WRITTEN EXERCISE:
Copy out, unchanged, the lines from the one containing "lcd-bracket: ] [162,136,172,154]" through the one containing "lcd-confirm-option: [Comfirm] [62,368,146,386]", including both of those lines and nothing else.

(Visual layout records)
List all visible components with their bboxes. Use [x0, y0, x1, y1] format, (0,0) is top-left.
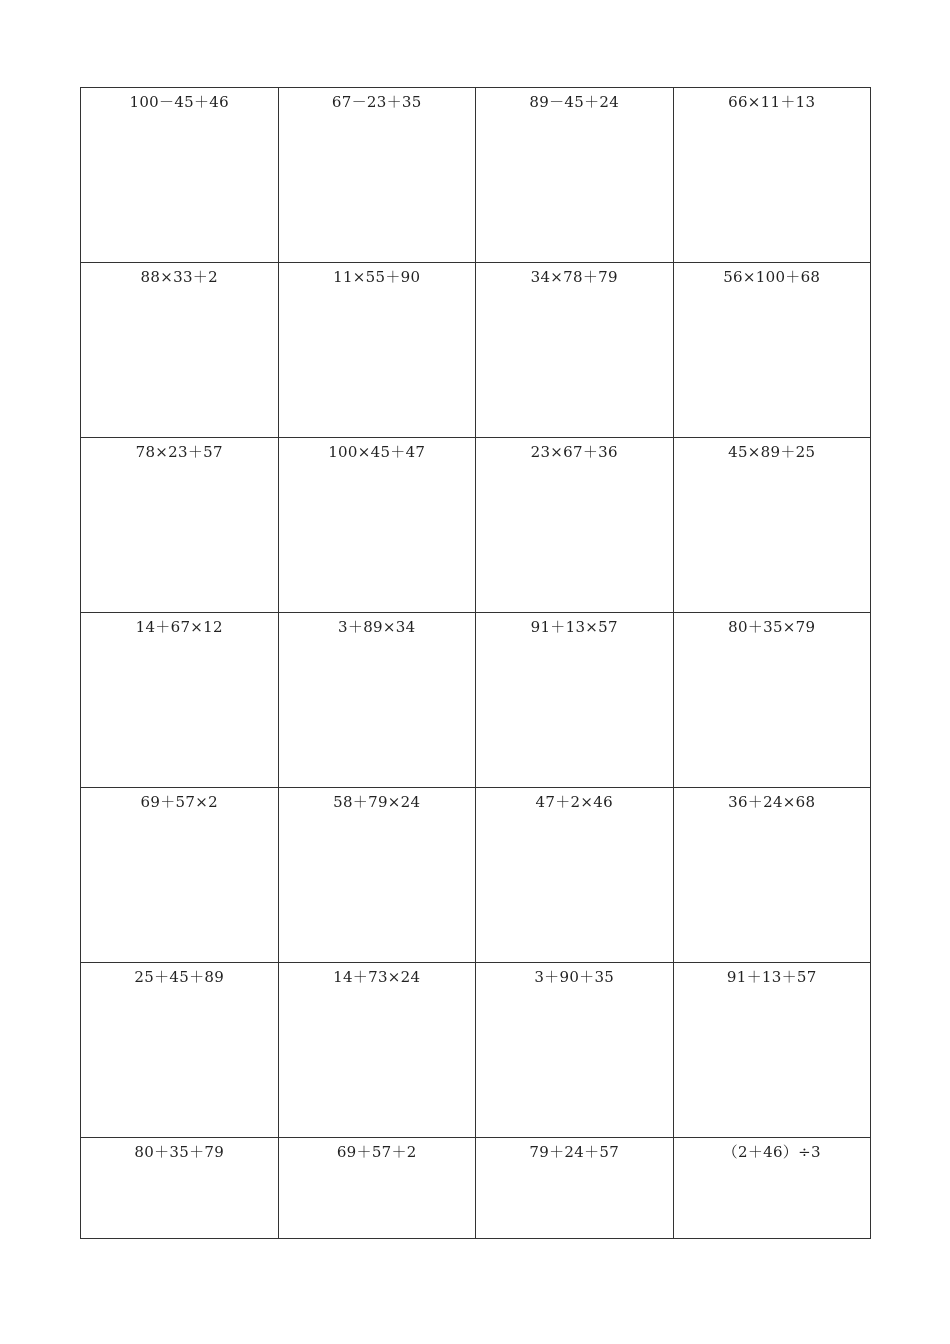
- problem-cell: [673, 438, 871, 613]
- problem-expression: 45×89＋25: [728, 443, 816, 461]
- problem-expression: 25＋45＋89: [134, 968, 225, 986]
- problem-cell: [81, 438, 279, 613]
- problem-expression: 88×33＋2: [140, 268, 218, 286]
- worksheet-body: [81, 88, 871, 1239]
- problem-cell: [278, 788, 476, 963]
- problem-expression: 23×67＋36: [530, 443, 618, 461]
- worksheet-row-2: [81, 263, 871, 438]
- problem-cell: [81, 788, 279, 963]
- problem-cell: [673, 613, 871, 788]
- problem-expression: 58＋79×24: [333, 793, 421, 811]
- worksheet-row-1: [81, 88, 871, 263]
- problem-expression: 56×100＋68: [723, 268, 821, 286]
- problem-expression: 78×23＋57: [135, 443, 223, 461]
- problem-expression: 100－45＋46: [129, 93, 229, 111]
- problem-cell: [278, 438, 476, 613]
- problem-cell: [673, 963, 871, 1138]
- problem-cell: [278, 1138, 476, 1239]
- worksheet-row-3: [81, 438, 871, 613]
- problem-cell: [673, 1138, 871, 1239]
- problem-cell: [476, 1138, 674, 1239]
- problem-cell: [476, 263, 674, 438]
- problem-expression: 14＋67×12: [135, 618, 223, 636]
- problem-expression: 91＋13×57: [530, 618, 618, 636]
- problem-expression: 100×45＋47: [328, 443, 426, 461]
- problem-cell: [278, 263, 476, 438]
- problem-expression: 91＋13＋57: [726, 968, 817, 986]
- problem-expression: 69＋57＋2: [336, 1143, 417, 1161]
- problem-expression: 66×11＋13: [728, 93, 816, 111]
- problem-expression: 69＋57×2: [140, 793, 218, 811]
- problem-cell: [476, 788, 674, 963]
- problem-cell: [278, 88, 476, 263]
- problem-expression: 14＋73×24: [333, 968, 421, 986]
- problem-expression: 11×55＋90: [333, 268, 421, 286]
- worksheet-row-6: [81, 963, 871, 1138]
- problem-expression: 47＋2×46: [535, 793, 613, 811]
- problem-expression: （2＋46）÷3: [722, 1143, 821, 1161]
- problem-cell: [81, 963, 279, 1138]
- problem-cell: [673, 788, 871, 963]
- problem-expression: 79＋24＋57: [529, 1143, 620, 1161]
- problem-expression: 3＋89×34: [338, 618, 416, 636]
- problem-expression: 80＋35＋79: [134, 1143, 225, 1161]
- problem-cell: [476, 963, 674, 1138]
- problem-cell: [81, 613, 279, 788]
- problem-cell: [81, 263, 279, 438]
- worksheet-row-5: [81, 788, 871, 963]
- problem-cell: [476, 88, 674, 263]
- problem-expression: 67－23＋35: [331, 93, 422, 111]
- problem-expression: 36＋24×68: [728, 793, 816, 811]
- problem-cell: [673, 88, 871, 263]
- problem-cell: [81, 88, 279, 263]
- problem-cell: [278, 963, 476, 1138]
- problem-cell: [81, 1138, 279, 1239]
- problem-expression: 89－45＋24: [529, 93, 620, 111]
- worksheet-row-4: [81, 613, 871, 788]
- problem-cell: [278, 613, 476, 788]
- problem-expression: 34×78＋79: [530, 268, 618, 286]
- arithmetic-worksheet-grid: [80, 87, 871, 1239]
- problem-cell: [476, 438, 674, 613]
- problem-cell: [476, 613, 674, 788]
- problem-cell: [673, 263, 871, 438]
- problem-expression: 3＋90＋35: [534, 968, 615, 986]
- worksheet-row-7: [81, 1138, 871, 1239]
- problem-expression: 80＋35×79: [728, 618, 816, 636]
* * *
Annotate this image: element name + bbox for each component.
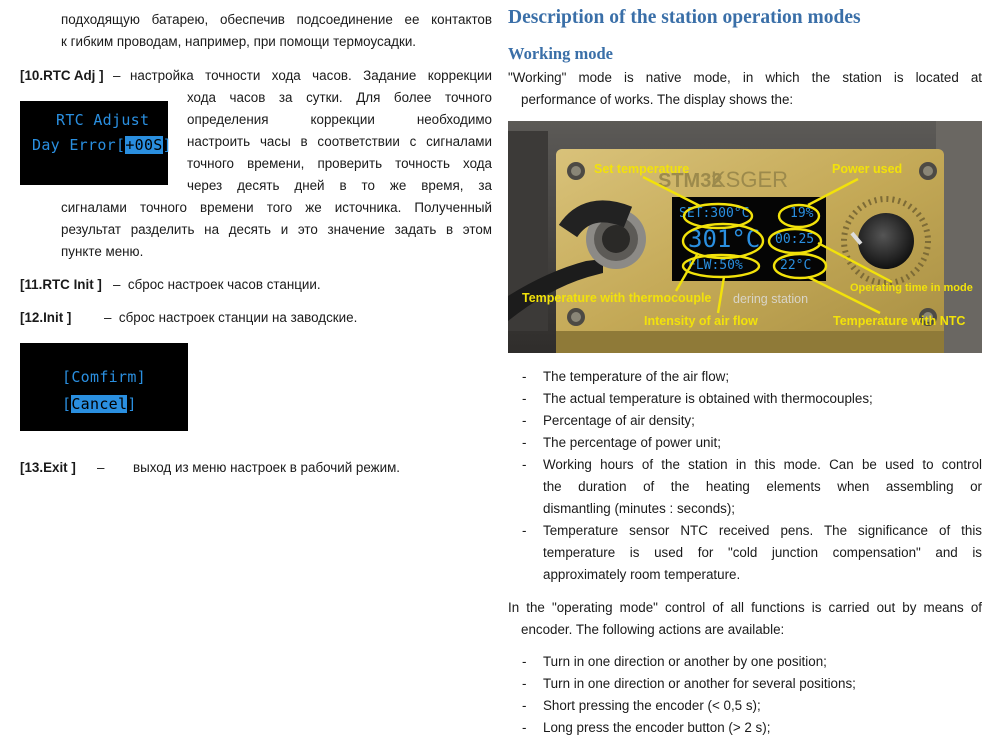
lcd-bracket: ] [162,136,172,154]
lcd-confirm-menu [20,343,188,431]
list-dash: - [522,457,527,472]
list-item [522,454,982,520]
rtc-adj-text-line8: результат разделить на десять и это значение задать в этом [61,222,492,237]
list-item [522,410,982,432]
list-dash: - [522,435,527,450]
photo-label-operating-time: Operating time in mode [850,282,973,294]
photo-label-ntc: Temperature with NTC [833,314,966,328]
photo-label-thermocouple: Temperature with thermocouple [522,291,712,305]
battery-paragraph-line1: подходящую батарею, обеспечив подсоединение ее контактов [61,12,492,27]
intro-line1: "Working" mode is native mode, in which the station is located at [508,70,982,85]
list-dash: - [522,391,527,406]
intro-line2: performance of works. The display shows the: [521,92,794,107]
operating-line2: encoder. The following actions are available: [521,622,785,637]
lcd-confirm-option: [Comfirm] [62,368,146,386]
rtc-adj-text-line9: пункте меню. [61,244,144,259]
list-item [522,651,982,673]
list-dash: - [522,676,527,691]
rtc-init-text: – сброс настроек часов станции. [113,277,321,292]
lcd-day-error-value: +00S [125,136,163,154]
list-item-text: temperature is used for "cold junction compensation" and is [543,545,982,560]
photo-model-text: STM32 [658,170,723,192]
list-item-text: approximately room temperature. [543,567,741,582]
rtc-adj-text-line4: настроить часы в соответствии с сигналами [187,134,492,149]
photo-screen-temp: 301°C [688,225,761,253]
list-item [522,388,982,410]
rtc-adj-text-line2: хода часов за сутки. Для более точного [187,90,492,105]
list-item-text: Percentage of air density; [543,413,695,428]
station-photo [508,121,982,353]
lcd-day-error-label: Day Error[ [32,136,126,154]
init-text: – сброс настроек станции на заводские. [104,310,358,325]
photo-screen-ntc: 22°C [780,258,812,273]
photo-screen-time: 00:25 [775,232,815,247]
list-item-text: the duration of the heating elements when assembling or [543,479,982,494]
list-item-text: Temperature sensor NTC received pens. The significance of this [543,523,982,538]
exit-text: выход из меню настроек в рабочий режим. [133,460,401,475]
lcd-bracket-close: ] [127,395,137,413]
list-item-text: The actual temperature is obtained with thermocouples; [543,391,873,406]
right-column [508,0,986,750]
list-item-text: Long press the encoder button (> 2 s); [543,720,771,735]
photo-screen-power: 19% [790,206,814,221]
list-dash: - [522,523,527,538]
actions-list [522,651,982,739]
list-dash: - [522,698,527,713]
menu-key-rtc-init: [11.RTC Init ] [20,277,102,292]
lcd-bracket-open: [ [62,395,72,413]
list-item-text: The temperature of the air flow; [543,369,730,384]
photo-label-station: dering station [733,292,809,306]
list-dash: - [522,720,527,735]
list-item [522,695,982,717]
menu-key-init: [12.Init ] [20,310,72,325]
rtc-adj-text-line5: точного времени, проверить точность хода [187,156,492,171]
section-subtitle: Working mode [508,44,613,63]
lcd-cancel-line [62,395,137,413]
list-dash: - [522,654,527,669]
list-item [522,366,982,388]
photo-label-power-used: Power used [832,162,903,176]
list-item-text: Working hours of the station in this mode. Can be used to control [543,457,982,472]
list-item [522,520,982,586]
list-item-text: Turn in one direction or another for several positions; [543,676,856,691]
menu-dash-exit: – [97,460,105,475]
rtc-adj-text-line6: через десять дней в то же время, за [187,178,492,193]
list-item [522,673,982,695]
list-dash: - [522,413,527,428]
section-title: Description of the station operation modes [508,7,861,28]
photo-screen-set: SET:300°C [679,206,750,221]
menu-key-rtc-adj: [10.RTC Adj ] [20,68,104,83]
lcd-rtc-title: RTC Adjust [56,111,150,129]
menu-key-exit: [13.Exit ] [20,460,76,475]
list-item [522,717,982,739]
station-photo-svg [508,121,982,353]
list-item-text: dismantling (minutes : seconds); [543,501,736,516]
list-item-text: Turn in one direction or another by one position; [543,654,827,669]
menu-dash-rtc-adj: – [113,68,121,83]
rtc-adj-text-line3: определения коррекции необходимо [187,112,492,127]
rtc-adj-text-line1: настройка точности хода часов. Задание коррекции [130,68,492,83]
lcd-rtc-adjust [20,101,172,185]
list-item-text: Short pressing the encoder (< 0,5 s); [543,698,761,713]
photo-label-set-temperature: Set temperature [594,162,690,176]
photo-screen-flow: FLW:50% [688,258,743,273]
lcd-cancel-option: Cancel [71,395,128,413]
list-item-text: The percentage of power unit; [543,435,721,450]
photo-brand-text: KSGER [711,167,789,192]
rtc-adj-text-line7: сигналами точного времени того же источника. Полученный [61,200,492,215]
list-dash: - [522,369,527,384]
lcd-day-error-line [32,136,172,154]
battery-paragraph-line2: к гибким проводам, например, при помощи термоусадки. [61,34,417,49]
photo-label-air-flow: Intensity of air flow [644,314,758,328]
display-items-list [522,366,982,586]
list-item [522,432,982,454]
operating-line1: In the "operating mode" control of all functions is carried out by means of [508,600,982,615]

PROBLEM SOLUTION:
lcd-bracket: ] [162,136,172,154]
lcd-confirm-menu [20,343,188,431]
list-dash: - [522,457,527,472]
list-item [522,454,982,520]
rtc-adj-text-line8: результат разделить на десять и это значение задать в этом [61,222,492,237]
list-item [522,410,982,432]
list-dash: - [522,435,527,450]
photo-label-operating-time: Operating time in mode [850,282,973,294]
photo-label-ntc: Temperature with NTC [833,314,966,328]
photo-label-thermocouple: Temperature with thermocouple [522,291,712,305]
battery-paragraph-line1: подходящую батарею, обеспечив подсоединение ее контактов [61,12,492,27]
intro-line1: "Working" mode is native mode, in which the station is located at [508,70,982,85]
list-dash: - [522,391,527,406]
intro-line2: performance of works. The display shows the: [521,92,794,107]
operating-line2: encoder. The following actions are available: [521,622,785,637]
lcd-confirm-option: [Comfirm] [62,368,146,386]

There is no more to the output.